**Your instructions**. As the answer, give a copy of each line below that includes the word "hantar".

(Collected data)
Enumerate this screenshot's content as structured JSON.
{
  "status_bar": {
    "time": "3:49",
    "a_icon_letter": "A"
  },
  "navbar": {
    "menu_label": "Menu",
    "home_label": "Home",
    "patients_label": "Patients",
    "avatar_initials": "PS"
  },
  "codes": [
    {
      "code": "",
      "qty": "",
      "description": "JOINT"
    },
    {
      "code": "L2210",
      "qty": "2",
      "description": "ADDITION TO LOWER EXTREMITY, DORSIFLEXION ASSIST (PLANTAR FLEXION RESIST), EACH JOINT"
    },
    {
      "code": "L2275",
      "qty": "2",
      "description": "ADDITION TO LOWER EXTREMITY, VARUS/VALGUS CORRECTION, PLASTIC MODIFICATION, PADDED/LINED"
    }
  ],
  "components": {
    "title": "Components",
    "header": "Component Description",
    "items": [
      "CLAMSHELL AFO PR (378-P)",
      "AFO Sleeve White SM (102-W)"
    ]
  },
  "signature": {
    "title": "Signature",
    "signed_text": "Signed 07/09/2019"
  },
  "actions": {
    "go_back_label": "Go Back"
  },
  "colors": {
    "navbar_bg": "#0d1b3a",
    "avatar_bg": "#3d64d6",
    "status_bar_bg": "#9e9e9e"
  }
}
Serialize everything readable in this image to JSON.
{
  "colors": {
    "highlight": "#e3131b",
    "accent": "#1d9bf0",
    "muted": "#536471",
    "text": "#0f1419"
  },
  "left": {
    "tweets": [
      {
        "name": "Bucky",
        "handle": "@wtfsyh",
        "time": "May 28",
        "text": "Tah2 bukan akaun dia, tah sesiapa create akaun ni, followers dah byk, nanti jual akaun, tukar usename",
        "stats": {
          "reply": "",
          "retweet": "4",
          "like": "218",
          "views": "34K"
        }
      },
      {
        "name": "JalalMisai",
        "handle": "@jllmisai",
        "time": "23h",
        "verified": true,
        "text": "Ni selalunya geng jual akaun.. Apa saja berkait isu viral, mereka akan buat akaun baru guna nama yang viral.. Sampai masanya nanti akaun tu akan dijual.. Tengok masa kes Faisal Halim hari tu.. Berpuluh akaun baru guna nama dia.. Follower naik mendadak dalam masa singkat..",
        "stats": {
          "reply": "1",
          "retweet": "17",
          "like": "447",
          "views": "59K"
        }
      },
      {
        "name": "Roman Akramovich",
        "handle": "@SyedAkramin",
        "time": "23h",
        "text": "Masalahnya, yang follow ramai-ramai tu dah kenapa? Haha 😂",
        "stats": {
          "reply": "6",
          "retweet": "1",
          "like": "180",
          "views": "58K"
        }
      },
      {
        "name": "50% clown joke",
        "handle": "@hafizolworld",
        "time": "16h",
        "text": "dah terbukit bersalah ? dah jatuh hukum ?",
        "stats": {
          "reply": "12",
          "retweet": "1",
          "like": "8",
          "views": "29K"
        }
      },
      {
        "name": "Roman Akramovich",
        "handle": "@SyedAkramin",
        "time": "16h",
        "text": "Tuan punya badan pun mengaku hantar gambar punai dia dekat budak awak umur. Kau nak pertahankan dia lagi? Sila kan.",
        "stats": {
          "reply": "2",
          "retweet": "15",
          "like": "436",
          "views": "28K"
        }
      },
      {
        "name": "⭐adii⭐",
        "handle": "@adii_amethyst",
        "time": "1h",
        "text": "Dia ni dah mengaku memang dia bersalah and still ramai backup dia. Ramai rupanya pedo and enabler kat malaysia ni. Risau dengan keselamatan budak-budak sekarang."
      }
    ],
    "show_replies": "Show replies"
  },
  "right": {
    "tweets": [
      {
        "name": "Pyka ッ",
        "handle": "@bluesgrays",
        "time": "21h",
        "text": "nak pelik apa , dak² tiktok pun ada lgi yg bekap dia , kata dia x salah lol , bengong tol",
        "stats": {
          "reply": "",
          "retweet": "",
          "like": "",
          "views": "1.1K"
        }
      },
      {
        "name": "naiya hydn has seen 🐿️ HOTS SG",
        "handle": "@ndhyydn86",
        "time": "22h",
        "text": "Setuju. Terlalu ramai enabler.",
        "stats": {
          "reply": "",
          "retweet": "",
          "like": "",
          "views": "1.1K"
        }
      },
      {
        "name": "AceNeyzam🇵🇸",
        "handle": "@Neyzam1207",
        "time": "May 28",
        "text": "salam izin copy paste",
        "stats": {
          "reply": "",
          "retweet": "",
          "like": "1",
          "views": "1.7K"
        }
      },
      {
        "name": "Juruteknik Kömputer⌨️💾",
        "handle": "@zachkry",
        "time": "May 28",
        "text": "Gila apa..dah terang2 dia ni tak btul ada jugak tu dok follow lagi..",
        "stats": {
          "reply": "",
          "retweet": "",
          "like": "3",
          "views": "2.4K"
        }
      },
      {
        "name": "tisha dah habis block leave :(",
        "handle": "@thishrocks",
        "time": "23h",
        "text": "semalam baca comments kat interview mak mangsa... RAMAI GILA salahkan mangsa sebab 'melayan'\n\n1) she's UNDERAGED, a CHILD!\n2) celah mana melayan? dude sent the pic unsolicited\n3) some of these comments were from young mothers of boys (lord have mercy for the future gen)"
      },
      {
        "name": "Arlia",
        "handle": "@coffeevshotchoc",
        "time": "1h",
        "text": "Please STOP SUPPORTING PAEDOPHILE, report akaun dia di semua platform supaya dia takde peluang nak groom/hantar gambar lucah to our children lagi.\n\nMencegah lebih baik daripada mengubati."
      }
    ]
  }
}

**Finished exercise**.
        "text": "Tuan punya badan pun mengaku hantar gambar punai dia dekat budak awak umur. Kau nak pertahankan dia lagi? Sila kan.",
        "text": "Please STOP SUPPORTING PAEDOPHILE, report akaun dia di semua platform supaya dia takde peluang nak groom/hantar gambar lucah to our children lagi.\n\nMencegah lebih baik daripada mengubati."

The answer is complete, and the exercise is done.